▶ TASK TO CARRY OUT: Make an exact copy of each entry, leaving out every picture.

Figure record extracts
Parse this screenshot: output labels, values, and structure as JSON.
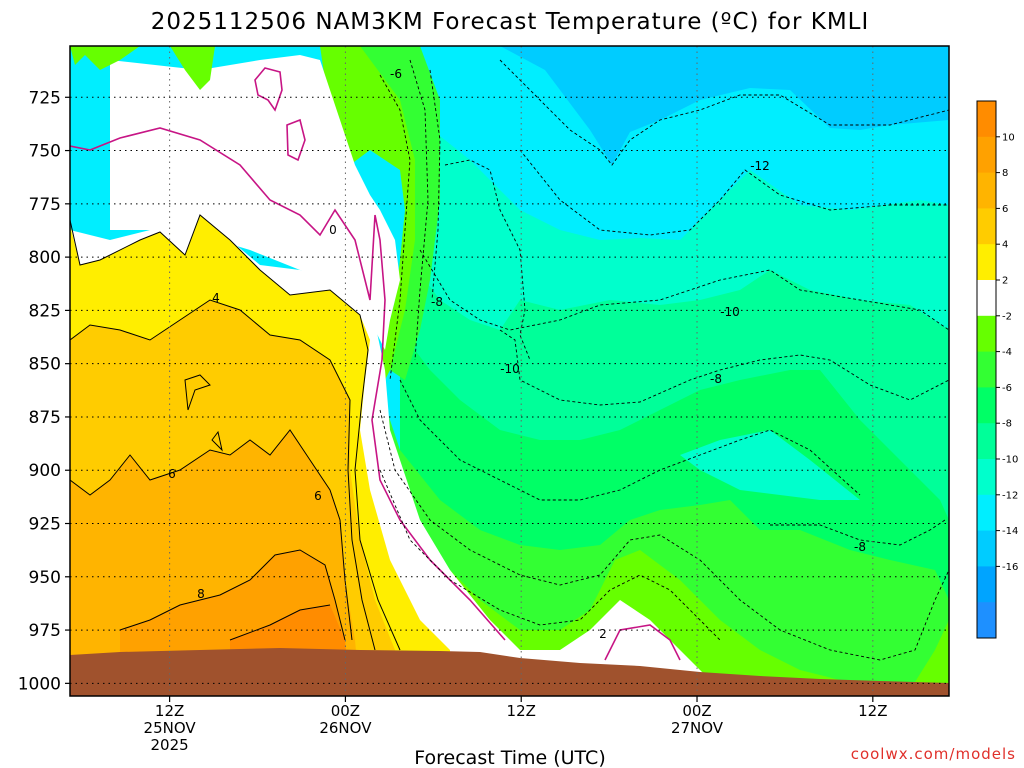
{
  "title": "2025112506 NAM3KM Forecast Temperature (ºC) for KMLI",
  "credit": "coolwx.com/models",
  "chart_data": {
    "type": "heatmap",
    "title": "2025112506 NAM3KM Forecast Temperature (ºC) for KMLI",
    "xlabel": "Forecast Time (UTC)",
    "ylabel": "",
    "x_range_hours_from_init": [
      0,
      60
    ],
    "y_range_hPa": [
      1005,
      700
    ],
    "y_ticks": [
      "725",
      "750",
      "775",
      "800",
      "825",
      "850",
      "875",
      "900",
      "925",
      "950",
      "975",
      "1000"
    ],
    "x_ticks": [
      {
        "line1": "12Z",
        "line2": "25NOV",
        "line3": "2025"
      },
      {
        "line1": "00Z",
        "line2": "26NOV",
        "line3": ""
      },
      {
        "line1": "12Z",
        "line2": "",
        "line3": ""
      },
      {
        "line1": "00Z",
        "line2": "27NOV",
        "line3": ""
      },
      {
        "line1": "12Z",
        "line2": "",
        "line3": ""
      }
    ],
    "grid": true,
    "colorbar_ticks": [
      "10",
      "8",
      "6",
      "4",
      "2",
      "-2",
      "-4",
      "-6",
      "-8",
      "-10",
      "-12",
      "-14",
      "-16"
    ],
    "colorbar_colors": [
      "#ff8c00",
      "#ffa100",
      "#ffb400",
      "#ffcc00",
      "#ffee00",
      "#ffffff",
      "#66ff00",
      "#33ff33",
      "#00ff66",
      "#00ff99",
      "#00ffcc",
      "#00eeff",
      "#00ccff",
      "#00a4ff",
      "#1e90ff"
    ],
    "contour_labels": [
      {
        "text": "-6"
      },
      {
        "text": "0"
      },
      {
        "text": "4"
      },
      {
        "text": "-8"
      },
      {
        "text": "-10"
      },
      {
        "text": "-12"
      },
      {
        "text": "-10"
      },
      {
        "text": "-8"
      },
      {
        "text": "6"
      },
      {
        "text": "6"
      },
      {
        "text": "8"
      },
      {
        "text": "-8"
      },
      {
        "text": "2"
      }
    ],
    "terrain_color": "#a0522d",
    "freezing_line_color": "#c71585"
  }
}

▶ COMPLETE OUTPUT:
Parse this screenshot: output labels, values, and structure as JSON.
{
  "title": "2025112506 NAM3KM Forecast Temperature (ºC) for KMLI",
  "credit": "coolwx.com/models",
  "chart_data": {
    "type": "heatmap",
    "title": "2025112506 NAM3KM Forecast Temperature (ºC) for KMLI",
    "xlabel": "Forecast Time (UTC)",
    "ylabel": "",
    "x_range_hours_from_init": [
      0,
      60
    ],
    "y_range_hPa": [
      1005,
      700
    ],
    "y_ticks": [
      "725",
      "750",
      "775",
      "800",
      "825",
      "850",
      "875",
      "900",
      "925",
      "950",
      "975",
      "1000"
    ],
    "x_ticks": [
      {
        "line1": "12Z",
        "line2": "25NOV",
        "line3": "2025"
      },
      {
        "line1": "00Z",
        "line2": "26NOV",
        "line3": ""
      },
      {
        "line1": "12Z",
        "line2": "",
        "line3": ""
      },
      {
        "line1": "00Z",
        "line2": "27NOV",
        "line3": ""
      },
      {
        "line1": "12Z",
        "line2": "",
        "line3": ""
      }
    ],
    "grid": true,
    "colorbar_ticks": [
      "10",
      "8",
      "6",
      "4",
      "2",
      "-2",
      "-4",
      "-6",
      "-8",
      "-10",
      "-12",
      "-14",
      "-16"
    ],
    "colorbar_colors": [
      "#ff8c00",
      "#ffa100",
      "#ffb400",
      "#ffcc00",
      "#ffee00",
      "#ffffff",
      "#66ff00",
      "#33ff33",
      "#00ff66",
      "#00ff99",
      "#00ffcc",
      "#00eeff",
      "#00ccff",
      "#00a4ff",
      "#1e90ff"
    ],
    "contour_labels": [
      {
        "text": "-6"
      },
      {
        "text": "0"
      },
      {
        "text": "4"
      },
      {
        "text": "-8"
      },
      {
        "text": "-10"
      },
      {
        "text": "-12"
      },
      {
        "text": "-10"
      },
      {
        "text": "-8"
      },
      {
        "text": "6"
      },
      {
        "text": "6"
      },
      {
        "text": "8"
      },
      {
        "text": "-8"
      },
      {
        "text": "2"
      }
    ],
    "terrain_color": "#a0522d",
    "freezing_line_color": "#c71585"
  }
}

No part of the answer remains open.